> [THE TASK] Images are not part of the copy; write out the rest of the data exactly as given.

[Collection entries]
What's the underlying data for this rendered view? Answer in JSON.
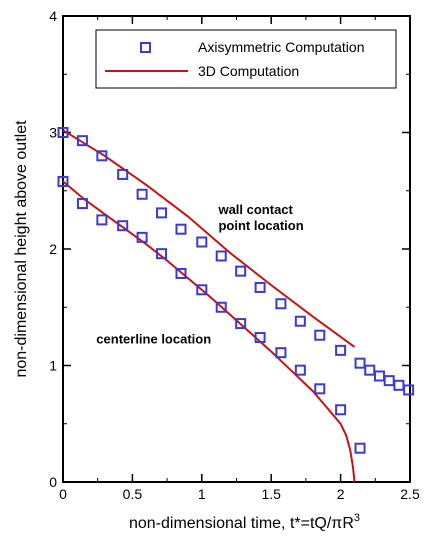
{
  "chart_data": {
    "type": "scatter",
    "xlabel": "non-dimensional time, t*=tQ/πR",
    "xlabel_superscript": "3",
    "ylabel": "non-dimensional height above outlet",
    "xlim": [
      0,
      2.5
    ],
    "ylim": [
      0,
      4
    ],
    "x_ticks": [
      "0",
      "0.5",
      "1",
      "1.5",
      "2",
      "2.5"
    ],
    "y_ticks": [
      "0",
      "1",
      "2",
      "3",
      "4"
    ],
    "legend_position": "top-right",
    "grid": false,
    "annotations": [
      {
        "lines": [
          "wall contact",
          "point location"
        ],
        "x": 1.12,
        "y": 2.3
      },
      {
        "lines": [
          "centerline location"
        ],
        "x": 0.24,
        "y": 1.19
      }
    ],
    "series": [
      {
        "name": "Axisymmetric Computation",
        "kind": "markers",
        "color": "#3a3ad4",
        "groups": [
          {
            "label": "wall",
            "x": [
              0.0,
              0.14,
              0.28,
              0.43,
              0.57,
              0.71,
              0.85,
              1.0,
              1.14,
              1.28,
              1.42,
              1.57,
              1.71,
              1.85,
              2.0,
              2.14,
              2.21,
              2.28,
              2.35,
              2.42,
              2.49
            ],
            "y": [
              3.0,
              2.93,
              2.8,
              2.64,
              2.47,
              2.31,
              2.17,
              2.06,
              1.94,
              1.81,
              1.67,
              1.53,
              1.38,
              1.26,
              1.13,
              1.02,
              0.96,
              0.91,
              0.87,
              0.83,
              0.79
            ]
          },
          {
            "label": "centerline",
            "x": [
              0.0,
              0.14,
              0.28,
              0.43,
              0.57,
              0.71,
              0.85,
              1.0,
              1.14,
              1.28,
              1.42,
              1.57,
              1.71,
              1.85,
              2.0,
              2.14
            ],
            "y": [
              2.58,
              2.39,
              2.25,
              2.2,
              2.1,
              1.96,
              1.79,
              1.65,
              1.5,
              1.36,
              1.24,
              1.11,
              0.96,
              0.8,
              0.62,
              0.29
            ]
          }
        ]
      },
      {
        "name": "3D Computation",
        "kind": "line",
        "color": "#cc1111",
        "groups": [
          {
            "label": "wall",
            "x": [
              0.0,
              0.3,
              0.6,
              0.9,
              1.2,
              1.5,
              1.8,
              2.1
            ],
            "y": [
              3.02,
              2.8,
              2.55,
              2.28,
              1.97,
              1.69,
              1.42,
              1.16
            ]
          },
          {
            "label": "centerline",
            "x": [
              0.0,
              0.15,
              0.3,
              0.45,
              0.6,
              0.75,
              0.9,
              1.05,
              1.2,
              1.35,
              1.5,
              1.65,
              1.8,
              1.9,
              2.0,
              2.04,
              2.07,
              2.09,
              2.1
            ],
            "y": [
              2.58,
              2.43,
              2.3,
              2.17,
              2.04,
              1.9,
              1.75,
              1.6,
              1.44,
              1.28,
              1.12,
              0.95,
              0.78,
              0.64,
              0.5,
              0.4,
              0.27,
              0.12,
              0.0
            ]
          }
        ]
      }
    ]
  }
}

> [COMPLETE RESPONSE]
What's the underlying data for this rendered view? Answer in JSON.
{
  "chart_data": {
    "type": "scatter",
    "xlabel": "non-dimensional time, t*=tQ/πR",
    "xlabel_superscript": "3",
    "ylabel": "non-dimensional height above outlet",
    "xlim": [
      0,
      2.5
    ],
    "ylim": [
      0,
      4
    ],
    "x_ticks": [
      "0",
      "0.5",
      "1",
      "1.5",
      "2",
      "2.5"
    ],
    "y_ticks": [
      "0",
      "1",
      "2",
      "3",
      "4"
    ],
    "legend_position": "top-right",
    "grid": false,
    "annotations": [
      {
        "lines": [
          "wall contact",
          "point location"
        ],
        "x": 1.12,
        "y": 2.3
      },
      {
        "lines": [
          "centerline location"
        ],
        "x": 0.24,
        "y": 1.19
      }
    ],
    "series": [
      {
        "name": "Axisymmetric Computation",
        "kind": "markers",
        "color": "#3a3ad4",
        "groups": [
          {
            "label": "wall",
            "x": [
              0.0,
              0.14,
              0.28,
              0.43,
              0.57,
              0.71,
              0.85,
              1.0,
              1.14,
              1.28,
              1.42,
              1.57,
              1.71,
              1.85,
              2.0,
              2.14,
              2.21,
              2.28,
              2.35,
              2.42,
              2.49
            ],
            "y": [
              3.0,
              2.93,
              2.8,
              2.64,
              2.47,
              2.31,
              2.17,
              2.06,
              1.94,
              1.81,
              1.67,
              1.53,
              1.38,
              1.26,
              1.13,
              1.02,
              0.96,
              0.91,
              0.87,
              0.83,
              0.79
            ]
          },
          {
            "label": "centerline",
            "x": [
              0.0,
              0.14,
              0.28,
              0.43,
              0.57,
              0.71,
              0.85,
              1.0,
              1.14,
              1.28,
              1.42,
              1.57,
              1.71,
              1.85,
              2.0,
              2.14
            ],
            "y": [
              2.58,
              2.39,
              2.25,
              2.2,
              2.1,
              1.96,
              1.79,
              1.65,
              1.5,
              1.36,
              1.24,
              1.11,
              0.96,
              0.8,
              0.62,
              0.29
            ]
          }
        ]
      },
      {
        "name": "3D Computation",
        "kind": "line",
        "color": "#cc1111",
        "groups": [
          {
            "label": "wall",
            "x": [
              0.0,
              0.3,
              0.6,
              0.9,
              1.2,
              1.5,
              1.8,
              2.1
            ],
            "y": [
              3.02,
              2.8,
              2.55,
              2.28,
              1.97,
              1.69,
              1.42,
              1.16
            ]
          },
          {
            "label": "centerline",
            "x": [
              0.0,
              0.15,
              0.3,
              0.45,
              0.6,
              0.75,
              0.9,
              1.05,
              1.2,
              1.35,
              1.5,
              1.65,
              1.8,
              1.9,
              2.0,
              2.04,
              2.07,
              2.09,
              2.1
            ],
            "y": [
              2.58,
              2.43,
              2.3,
              2.17,
              2.04,
              1.9,
              1.75,
              1.6,
              1.44,
              1.28,
              1.12,
              0.95,
              0.78,
              0.64,
              0.5,
              0.4,
              0.27,
              0.12,
              0.0
            ]
          }
        ]
      }
    ]
  }
}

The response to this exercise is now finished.